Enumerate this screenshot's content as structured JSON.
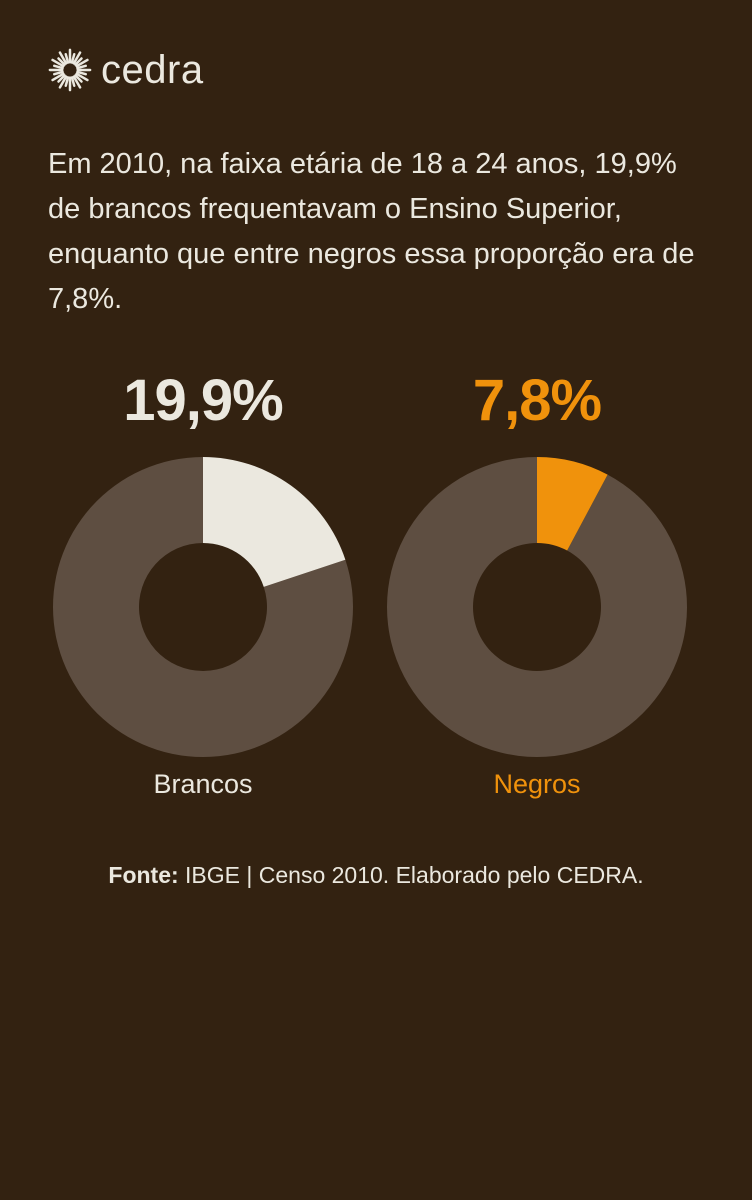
{
  "logo": {
    "text": "cedra",
    "icon": "sunburst-icon"
  },
  "intro_text": "Em 2010, na faixa etária de 18 a 24 anos, 19,9% de brancos frequentavam o Ensino Superior, enquanto que entre negros essa proporção era de 7,8%.",
  "colors": {
    "background": "#332211",
    "remainder": "#5e4e41",
    "brancos": "#ebe8df",
    "negros": "#f0920c"
  },
  "chart_data": [
    {
      "type": "pie",
      "donut": true,
      "label": "Brancos",
      "value_label": "19,9%",
      "values": [
        19.9,
        80.1
      ],
      "color": "#ebe8df"
    },
    {
      "type": "pie",
      "donut": true,
      "label": "Negros",
      "value_label": "7,8%",
      "values": [
        7.8,
        92.2
      ],
      "color": "#f0920c"
    }
  ],
  "source": {
    "prefix": "Fonte:",
    "text": " IBGE | Censo 2010. Elaborado pelo CEDRA."
  }
}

--

* The request
All of the records above must be copied exactly, except for the pictures.

* Written reply
Enumerate this screenshot's content as structured JSON.
{
  "logo": {
    "text": "cedra",
    "icon": "sunburst-icon"
  },
  "intro_text": "Em 2010, na faixa etária de 18 a 24 anos, 19,9% de brancos frequentavam o Ensino Superior, enquanto que entre negros essa proporção era de 7,8%.",
  "colors": {
    "background": "#332211",
    "remainder": "#5e4e41",
    "brancos": "#ebe8df",
    "negros": "#f0920c"
  },
  "chart_data": [
    {
      "type": "pie",
      "donut": true,
      "label": "Brancos",
      "value_label": "19,9%",
      "values": [
        19.9,
        80.1
      ],
      "color": "#ebe8df"
    },
    {
      "type": "pie",
      "donut": true,
      "label": "Negros",
      "value_label": "7,8%",
      "values": [
        7.8,
        92.2
      ],
      "color": "#f0920c"
    }
  ],
  "source": {
    "prefix": "Fonte:",
    "text": " IBGE | Censo 2010. Elaborado pelo CEDRA."
  }
}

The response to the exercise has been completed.